_Problem to work on_:
Only a number is wanted. Count the lines holding the string "name".

_Exercise inputs_:
>> start
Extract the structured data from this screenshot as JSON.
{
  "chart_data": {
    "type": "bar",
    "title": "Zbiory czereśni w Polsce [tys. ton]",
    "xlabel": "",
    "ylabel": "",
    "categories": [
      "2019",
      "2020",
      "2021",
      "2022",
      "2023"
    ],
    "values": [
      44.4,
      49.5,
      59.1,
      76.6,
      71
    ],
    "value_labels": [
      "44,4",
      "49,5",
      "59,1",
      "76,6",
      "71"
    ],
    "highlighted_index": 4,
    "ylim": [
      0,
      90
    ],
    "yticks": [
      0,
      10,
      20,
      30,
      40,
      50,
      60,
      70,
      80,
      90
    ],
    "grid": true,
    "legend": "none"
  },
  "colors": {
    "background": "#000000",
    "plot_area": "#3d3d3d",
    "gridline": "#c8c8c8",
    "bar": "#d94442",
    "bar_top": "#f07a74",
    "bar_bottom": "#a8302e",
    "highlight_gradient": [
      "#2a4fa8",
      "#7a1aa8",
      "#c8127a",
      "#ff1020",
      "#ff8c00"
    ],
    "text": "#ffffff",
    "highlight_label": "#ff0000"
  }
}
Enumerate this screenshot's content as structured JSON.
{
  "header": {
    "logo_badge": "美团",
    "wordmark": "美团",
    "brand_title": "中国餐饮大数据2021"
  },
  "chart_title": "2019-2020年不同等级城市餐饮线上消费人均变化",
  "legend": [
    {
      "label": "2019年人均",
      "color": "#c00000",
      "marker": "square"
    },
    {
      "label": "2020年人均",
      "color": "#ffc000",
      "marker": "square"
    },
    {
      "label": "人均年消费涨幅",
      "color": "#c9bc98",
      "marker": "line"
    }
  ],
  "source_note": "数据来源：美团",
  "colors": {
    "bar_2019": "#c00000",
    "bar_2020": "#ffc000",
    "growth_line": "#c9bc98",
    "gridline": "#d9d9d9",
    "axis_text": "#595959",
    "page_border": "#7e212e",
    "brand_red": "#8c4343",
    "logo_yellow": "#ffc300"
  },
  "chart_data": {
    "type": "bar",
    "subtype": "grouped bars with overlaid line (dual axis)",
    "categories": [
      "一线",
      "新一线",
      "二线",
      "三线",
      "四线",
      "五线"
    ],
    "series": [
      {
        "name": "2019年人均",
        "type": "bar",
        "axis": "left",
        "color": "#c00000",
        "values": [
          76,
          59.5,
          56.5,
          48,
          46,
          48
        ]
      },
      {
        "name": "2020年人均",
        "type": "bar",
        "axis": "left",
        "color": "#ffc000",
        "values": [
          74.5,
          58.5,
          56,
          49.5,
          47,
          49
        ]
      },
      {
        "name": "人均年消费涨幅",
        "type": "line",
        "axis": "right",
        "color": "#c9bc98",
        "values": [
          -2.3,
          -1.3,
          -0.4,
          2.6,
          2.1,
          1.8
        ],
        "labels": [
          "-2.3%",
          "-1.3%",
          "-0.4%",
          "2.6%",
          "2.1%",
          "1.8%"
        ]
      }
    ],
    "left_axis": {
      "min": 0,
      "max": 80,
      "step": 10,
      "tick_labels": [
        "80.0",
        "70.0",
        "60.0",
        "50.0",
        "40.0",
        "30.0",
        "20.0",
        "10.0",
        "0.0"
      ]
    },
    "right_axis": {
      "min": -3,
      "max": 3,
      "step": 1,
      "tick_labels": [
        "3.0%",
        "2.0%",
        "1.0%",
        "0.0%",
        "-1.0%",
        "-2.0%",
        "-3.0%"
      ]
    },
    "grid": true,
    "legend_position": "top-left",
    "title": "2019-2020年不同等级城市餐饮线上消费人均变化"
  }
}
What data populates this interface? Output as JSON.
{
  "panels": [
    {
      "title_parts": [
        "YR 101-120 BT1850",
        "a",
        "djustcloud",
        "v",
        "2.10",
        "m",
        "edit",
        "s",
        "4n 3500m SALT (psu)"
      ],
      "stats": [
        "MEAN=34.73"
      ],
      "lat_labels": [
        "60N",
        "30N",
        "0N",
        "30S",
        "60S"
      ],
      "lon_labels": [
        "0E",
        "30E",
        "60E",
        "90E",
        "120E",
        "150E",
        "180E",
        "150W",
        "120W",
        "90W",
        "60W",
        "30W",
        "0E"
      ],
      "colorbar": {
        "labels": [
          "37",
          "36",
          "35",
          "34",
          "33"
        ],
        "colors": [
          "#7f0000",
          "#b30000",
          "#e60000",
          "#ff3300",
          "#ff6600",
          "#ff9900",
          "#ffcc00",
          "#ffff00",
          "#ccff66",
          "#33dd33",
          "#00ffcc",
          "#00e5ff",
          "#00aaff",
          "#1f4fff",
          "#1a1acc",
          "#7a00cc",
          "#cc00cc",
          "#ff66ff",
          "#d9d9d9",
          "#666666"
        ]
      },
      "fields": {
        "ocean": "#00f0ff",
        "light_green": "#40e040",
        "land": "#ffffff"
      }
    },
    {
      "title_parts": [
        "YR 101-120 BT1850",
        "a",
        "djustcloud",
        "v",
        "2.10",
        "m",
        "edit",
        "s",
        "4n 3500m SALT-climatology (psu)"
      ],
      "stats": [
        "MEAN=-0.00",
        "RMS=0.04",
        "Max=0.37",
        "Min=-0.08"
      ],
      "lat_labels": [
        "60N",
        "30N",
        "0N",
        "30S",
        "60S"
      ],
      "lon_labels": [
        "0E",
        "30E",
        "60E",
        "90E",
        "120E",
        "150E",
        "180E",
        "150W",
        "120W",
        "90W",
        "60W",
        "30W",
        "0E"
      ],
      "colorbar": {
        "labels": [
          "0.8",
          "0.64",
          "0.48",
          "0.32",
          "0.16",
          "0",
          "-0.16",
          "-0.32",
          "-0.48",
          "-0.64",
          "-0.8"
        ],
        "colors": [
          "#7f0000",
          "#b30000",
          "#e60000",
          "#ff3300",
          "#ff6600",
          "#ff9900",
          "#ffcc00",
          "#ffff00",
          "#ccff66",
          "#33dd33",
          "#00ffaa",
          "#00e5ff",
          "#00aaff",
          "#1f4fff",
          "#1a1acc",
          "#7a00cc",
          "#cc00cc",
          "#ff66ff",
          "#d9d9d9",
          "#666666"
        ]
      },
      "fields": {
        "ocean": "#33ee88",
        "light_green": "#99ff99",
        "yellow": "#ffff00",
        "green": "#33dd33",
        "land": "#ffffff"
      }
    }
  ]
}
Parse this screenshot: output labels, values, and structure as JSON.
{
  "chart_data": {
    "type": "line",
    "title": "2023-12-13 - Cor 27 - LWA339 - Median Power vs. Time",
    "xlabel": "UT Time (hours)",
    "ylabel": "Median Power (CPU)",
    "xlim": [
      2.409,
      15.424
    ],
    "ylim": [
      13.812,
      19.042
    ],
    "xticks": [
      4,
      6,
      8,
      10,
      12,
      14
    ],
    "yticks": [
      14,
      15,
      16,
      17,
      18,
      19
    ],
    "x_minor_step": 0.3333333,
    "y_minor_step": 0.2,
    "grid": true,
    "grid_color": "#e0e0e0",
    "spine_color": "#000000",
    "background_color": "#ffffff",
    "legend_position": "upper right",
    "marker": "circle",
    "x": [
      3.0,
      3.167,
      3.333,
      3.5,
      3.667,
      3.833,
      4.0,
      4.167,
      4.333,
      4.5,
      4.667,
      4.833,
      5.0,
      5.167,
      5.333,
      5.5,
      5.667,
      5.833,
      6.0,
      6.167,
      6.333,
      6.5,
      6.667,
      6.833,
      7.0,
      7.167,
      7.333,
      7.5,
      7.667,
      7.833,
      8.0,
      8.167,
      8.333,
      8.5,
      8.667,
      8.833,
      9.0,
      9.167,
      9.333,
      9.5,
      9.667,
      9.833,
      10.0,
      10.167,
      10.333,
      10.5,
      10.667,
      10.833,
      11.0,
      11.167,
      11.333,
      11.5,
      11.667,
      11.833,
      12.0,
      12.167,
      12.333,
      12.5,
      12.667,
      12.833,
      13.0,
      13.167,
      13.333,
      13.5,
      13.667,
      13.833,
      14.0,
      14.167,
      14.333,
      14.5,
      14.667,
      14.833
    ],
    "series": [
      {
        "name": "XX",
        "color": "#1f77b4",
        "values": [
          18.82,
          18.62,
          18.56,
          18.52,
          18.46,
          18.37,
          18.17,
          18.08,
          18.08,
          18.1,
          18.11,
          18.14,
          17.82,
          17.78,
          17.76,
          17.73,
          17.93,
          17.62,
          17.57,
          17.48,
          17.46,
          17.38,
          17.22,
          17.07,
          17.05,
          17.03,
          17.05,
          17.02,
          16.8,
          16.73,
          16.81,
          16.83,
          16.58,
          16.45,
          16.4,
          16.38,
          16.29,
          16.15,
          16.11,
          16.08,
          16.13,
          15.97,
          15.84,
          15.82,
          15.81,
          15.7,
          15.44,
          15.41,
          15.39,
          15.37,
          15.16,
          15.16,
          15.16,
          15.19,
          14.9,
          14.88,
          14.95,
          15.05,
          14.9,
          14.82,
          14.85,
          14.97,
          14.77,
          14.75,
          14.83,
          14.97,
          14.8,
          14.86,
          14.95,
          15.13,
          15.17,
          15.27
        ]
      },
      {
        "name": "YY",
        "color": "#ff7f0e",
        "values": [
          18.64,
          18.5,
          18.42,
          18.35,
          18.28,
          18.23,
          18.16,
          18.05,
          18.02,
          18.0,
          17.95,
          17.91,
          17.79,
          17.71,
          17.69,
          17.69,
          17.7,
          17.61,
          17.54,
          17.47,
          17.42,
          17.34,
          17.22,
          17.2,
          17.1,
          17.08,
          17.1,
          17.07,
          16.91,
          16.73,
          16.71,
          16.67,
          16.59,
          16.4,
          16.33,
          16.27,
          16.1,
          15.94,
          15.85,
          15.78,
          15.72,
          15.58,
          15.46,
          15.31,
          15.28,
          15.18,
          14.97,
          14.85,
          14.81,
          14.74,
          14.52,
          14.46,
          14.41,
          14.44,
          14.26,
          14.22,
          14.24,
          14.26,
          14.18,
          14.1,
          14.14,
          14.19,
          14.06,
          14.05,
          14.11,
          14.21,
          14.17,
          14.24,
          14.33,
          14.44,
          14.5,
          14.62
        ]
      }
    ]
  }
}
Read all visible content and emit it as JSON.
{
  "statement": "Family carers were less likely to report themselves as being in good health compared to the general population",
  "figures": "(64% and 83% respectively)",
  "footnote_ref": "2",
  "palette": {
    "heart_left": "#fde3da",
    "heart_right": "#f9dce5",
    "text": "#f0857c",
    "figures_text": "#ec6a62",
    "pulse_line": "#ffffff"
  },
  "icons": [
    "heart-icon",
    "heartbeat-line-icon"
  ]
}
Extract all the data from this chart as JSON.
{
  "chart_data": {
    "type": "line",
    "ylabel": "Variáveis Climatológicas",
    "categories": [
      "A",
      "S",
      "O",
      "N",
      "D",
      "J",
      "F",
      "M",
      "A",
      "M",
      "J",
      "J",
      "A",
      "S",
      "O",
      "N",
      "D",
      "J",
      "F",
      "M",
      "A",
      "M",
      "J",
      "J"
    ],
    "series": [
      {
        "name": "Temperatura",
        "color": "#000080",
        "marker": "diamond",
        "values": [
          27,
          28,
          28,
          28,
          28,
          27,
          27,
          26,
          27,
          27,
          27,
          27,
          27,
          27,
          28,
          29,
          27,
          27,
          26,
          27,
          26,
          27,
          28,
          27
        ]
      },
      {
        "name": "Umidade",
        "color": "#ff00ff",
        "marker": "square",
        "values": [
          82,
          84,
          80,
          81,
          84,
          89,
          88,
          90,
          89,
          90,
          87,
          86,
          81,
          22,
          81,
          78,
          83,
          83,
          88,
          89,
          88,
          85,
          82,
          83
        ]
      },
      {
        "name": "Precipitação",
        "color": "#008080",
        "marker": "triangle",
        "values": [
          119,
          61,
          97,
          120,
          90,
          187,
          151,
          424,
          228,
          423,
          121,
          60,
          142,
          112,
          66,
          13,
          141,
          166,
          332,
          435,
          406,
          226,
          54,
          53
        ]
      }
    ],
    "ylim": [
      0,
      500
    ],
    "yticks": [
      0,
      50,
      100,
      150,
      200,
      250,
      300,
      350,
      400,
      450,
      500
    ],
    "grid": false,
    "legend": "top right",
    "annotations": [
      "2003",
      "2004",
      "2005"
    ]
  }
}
>> end
_Answer to the task_:
8